Task goal:
For each line of the data that includes the word "framtidsscenarier", copy the line.

Task input:
○ ○ ○ ○ ○

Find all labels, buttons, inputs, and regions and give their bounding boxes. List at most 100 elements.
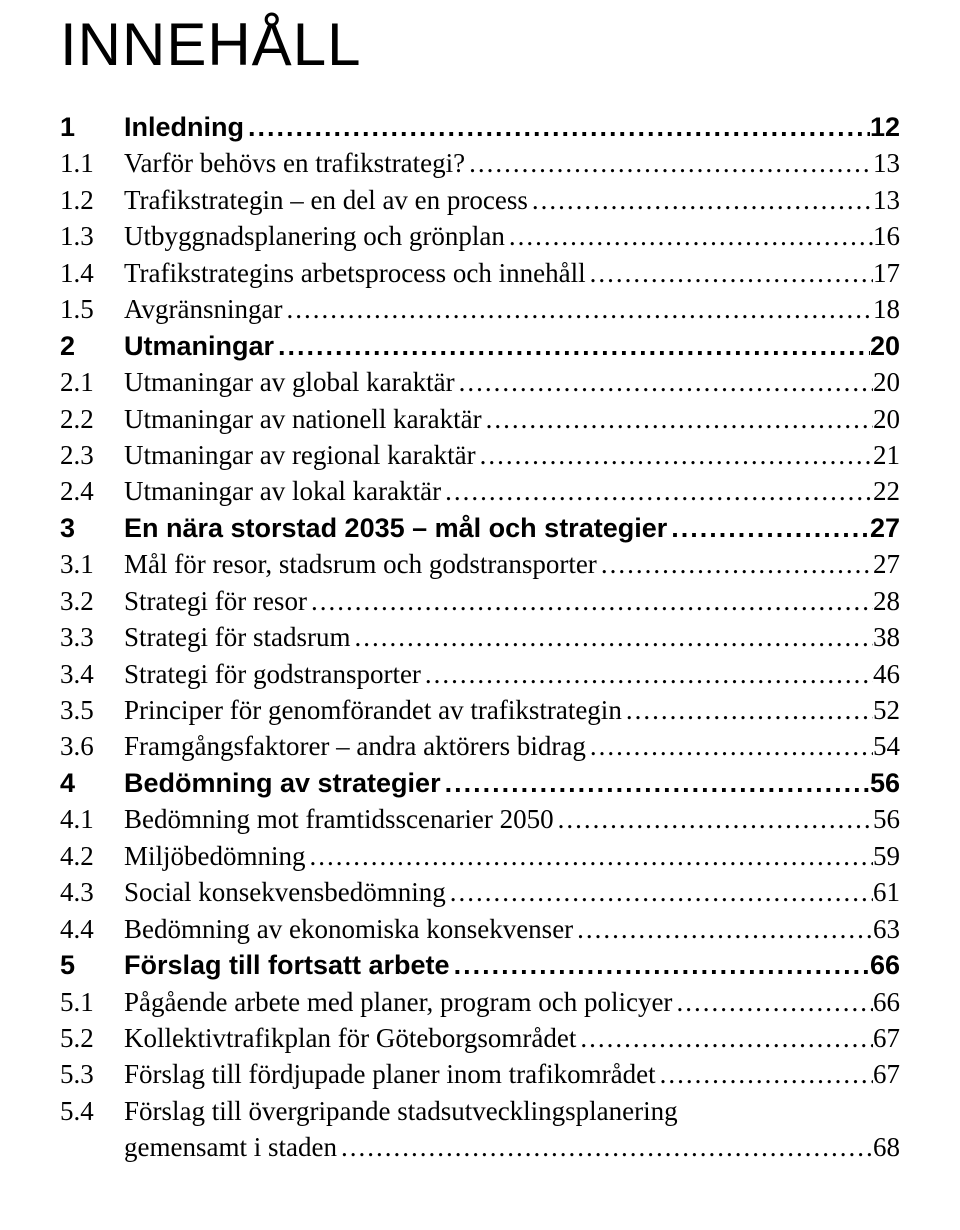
toc-leader [244, 109, 870, 145]
toc-leader [337, 1129, 873, 1165]
toc-list: 1Inledning121.1Varför behövs en trafikst… [60, 109, 900, 1166]
toc-text: Trafikstrategins arbetsprocess och inneh… [124, 255, 586, 291]
toc-text: Utbyggnadsplanering och grönplan [124, 218, 505, 254]
toc-page-number: 66 [870, 947, 900, 983]
toc-leader [350, 619, 873, 655]
toc-text: Pågående arbete med planer, program och … [124, 984, 672, 1020]
toc-leader [505, 218, 873, 254]
toc-page: INNEHÅLL 1Inledning121.1Varför behövs en… [0, 0, 960, 1206]
toc-row: 3.3Strategi för stadsrum38 [60, 619, 900, 655]
toc-leader [306, 838, 874, 874]
toc-page-number: 67 [873, 1020, 900, 1056]
toc-number: 2.4 [60, 473, 124, 509]
toc-page-number: 17 [873, 255, 900, 291]
toc-row: 2.1Utmaningar av global karaktär20 [60, 364, 900, 400]
toc-number: 1.5 [60, 291, 124, 327]
toc-number: 2.2 [60, 401, 124, 437]
toc-row: 4.3Social konsekvensbedömning61 [60, 874, 900, 910]
toc-leader [455, 364, 873, 400]
toc-leader [441, 473, 873, 509]
toc-page-number: 27 [873, 546, 900, 582]
toc-leader [465, 145, 873, 181]
toc-leader [450, 947, 870, 983]
toc-page-number: 46 [873, 656, 900, 692]
toc-leader [441, 765, 870, 801]
toc-text: Social konsekvensbedömning [124, 874, 446, 910]
toc-row: 3.6Framgångsfaktorer – andra aktörers bi… [60, 728, 900, 764]
toc-page-number: 59 [873, 838, 900, 874]
toc-text: Varför behövs en trafikstrategi? [124, 145, 465, 181]
toc-number: 2.3 [60, 437, 124, 473]
toc-leader [622, 692, 873, 728]
toc-leader [528, 182, 873, 218]
toc-text: Förslag till fördjupade planer inom traf… [124, 1056, 656, 1092]
toc-leader [482, 401, 873, 437]
toc-page-number: 68 [873, 1129, 900, 1165]
toc-number: 3.4 [60, 656, 124, 692]
toc-text: En nära storstad 2035 – mål och strategi… [124, 510, 667, 546]
toc-text: Utmaningar av regional karaktär [124, 437, 476, 473]
toc-number: 3.6 [60, 728, 124, 764]
toc-number: 3.5 [60, 692, 124, 728]
toc-row: 1.2Trafikstrategin – en del av en proces… [60, 182, 900, 218]
toc-text: Trafikstrategin – en del av en process [124, 182, 528, 218]
toc-number: 3 [60, 510, 124, 546]
toc-number: 5.2 [60, 1020, 124, 1056]
toc-row: 3.1Mål för resor, stadsrum och godstrans… [60, 546, 900, 582]
toc-leader [446, 874, 873, 910]
toc-page-number: 13 [873, 145, 900, 181]
toc-page-number: 28 [873, 583, 900, 619]
toc-leader [476, 437, 873, 473]
toc-row: 2.3Utmaningar av regional karaktär 21 [60, 437, 900, 473]
toc-text: Strategi för godstransporter [124, 656, 421, 692]
toc-page-number: 56 [873, 801, 900, 837]
toc-number: 5.1 [60, 984, 124, 1020]
toc-text: Utmaningar [124, 328, 274, 364]
toc-leader [586, 255, 873, 291]
toc-number: 1.3 [60, 218, 124, 254]
toc-page-number: 20 [873, 364, 900, 400]
toc-row: 4.4Bedömning av ekonomiska konsekvenser6… [60, 911, 900, 947]
toc-row: 4Bedömning av strategier56 [60, 765, 900, 801]
toc-number: 5 [60, 947, 124, 983]
toc-leader [307, 583, 873, 619]
toc-text: Strategi för resor [124, 583, 307, 619]
toc-text: Bedömning mot framtidsscenarier 2050 [124, 801, 554, 837]
toc-text-continuation: gemensamt i staden [124, 1129, 337, 1165]
toc-row: 5.2Kollektivtrafikplan för Göteborgsområ… [60, 1020, 900, 1056]
toc-row: 1.1Varför behövs en trafikstrategi? 13 [60, 145, 900, 181]
toc-text: Framgångsfaktorer – andra aktörers bidra… [124, 728, 586, 764]
toc-page-number: 21 [873, 437, 900, 473]
toc-number: 1.1 [60, 145, 124, 181]
toc-number: 4.1 [60, 801, 124, 837]
toc-text: Kollektivtrafikplan för Göteborgsområdet [124, 1020, 576, 1056]
toc-leader [672, 984, 873, 1020]
toc-number: 1.4 [60, 255, 124, 291]
toc-leader [573, 911, 873, 947]
page-title: INNEHÅLL [60, 10, 900, 79]
toc-text: Utmaningar av lokal karaktär [124, 473, 441, 509]
toc-row: 3.5Principer för genomförandet av trafik… [60, 692, 900, 728]
toc-text: Principer för genomförandet av trafikstr… [124, 692, 622, 728]
toc-page-number: 27 [870, 510, 900, 546]
toc-text: Inledning [124, 109, 244, 145]
toc-page-number: 54 [873, 728, 900, 764]
toc-number: 2 [60, 328, 124, 364]
toc-row: 1Inledning12 [60, 109, 900, 145]
toc-number: 4.2 [60, 838, 124, 874]
toc-number: 4.3 [60, 874, 124, 910]
toc-number: 4 [60, 765, 124, 801]
toc-page-number: 22 [873, 473, 900, 509]
toc-leader [274, 328, 870, 364]
toc-row: 3.4Strategi för godstransporter 46 [60, 656, 900, 692]
toc-text: Miljöbedömning [124, 838, 306, 874]
toc-page-number: 13 [873, 182, 900, 218]
toc-row: 5.4Förslag till övergripande stadsutveck… [60, 1093, 900, 1129]
toc-text: Utmaningar av nationell karaktär [124, 401, 482, 437]
toc-leader [667, 510, 870, 546]
toc-row: 4.1Bedömning mot framtidsscenarier 2050 5… [60, 801, 900, 837]
toc-leader [421, 656, 873, 692]
toc-row: 1.4Trafikstrategins arbetsprocess och in… [60, 255, 900, 291]
toc-page-number: 38 [873, 619, 900, 655]
toc-row: 1.3Utbyggnadsplanering och grönplan16 [60, 218, 900, 254]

○ ○ ○ ○ ○

Task answer:
toc-text: Bedömning mot framtidsscenarier 2050 [124, 801, 554, 837]
toc-row: 4.1Bedömning mot framtidsscenarier 2050 5… [60, 801, 900, 837]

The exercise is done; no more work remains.